TO DO: Note each line where "drying" appears, and copy it.

::: STORED DATA

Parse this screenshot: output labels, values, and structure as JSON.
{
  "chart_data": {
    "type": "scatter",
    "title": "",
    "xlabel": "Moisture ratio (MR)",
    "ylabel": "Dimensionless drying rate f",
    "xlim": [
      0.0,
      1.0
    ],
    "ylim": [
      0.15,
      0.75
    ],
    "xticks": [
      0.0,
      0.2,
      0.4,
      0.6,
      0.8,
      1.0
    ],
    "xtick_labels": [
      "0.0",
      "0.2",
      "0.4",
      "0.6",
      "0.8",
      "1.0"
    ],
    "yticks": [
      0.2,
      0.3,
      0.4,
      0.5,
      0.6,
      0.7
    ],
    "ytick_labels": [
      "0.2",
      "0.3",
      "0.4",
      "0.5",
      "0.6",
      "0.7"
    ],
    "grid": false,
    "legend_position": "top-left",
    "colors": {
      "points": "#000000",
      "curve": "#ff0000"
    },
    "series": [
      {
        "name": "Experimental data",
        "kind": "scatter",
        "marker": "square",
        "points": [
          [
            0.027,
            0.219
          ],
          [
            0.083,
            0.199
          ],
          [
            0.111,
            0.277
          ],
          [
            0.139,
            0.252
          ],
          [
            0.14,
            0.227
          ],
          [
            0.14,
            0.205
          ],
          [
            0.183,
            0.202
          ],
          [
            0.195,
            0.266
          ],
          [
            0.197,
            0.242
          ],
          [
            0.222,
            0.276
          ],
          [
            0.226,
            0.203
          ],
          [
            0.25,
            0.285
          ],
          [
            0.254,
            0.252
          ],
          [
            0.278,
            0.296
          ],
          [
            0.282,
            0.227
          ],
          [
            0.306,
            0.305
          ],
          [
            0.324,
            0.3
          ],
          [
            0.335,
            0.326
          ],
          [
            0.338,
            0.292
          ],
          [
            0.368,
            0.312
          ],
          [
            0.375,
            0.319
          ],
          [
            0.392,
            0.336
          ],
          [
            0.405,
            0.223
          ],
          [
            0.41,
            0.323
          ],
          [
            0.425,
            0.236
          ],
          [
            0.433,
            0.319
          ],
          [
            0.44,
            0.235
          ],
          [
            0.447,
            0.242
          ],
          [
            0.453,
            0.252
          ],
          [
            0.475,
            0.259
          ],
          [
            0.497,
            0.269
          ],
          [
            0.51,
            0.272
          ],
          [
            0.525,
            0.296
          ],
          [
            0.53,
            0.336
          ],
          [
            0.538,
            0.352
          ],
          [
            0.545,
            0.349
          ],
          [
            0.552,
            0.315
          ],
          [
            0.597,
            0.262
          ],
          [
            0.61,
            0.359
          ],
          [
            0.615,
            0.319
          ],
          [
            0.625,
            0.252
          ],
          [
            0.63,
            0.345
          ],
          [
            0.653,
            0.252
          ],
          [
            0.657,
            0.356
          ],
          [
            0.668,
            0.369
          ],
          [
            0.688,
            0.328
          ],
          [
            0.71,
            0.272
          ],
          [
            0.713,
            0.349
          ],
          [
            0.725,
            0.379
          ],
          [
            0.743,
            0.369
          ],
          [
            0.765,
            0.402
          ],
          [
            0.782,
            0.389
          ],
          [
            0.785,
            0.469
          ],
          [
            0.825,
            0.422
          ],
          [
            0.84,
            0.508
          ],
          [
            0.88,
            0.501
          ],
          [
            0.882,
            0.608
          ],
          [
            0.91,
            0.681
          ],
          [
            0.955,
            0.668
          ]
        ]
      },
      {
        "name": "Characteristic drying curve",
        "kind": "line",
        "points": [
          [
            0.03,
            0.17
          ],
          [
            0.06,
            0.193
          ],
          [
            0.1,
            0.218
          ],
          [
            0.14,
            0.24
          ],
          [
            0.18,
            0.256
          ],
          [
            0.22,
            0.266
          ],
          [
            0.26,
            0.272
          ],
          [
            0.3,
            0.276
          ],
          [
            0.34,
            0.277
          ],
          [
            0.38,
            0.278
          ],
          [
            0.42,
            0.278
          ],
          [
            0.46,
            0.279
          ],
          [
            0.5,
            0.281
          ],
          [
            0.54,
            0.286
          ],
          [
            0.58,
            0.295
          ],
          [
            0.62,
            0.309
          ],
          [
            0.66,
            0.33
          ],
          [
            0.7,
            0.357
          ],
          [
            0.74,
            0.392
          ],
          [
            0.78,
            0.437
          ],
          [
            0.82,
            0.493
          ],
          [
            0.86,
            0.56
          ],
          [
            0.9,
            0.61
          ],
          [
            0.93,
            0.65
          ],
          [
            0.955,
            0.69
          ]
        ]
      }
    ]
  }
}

::::::

TASK SOLUTION:
    "ylabel": "Dimensionless drying rate f",
        "name": "Characteristic drying curve",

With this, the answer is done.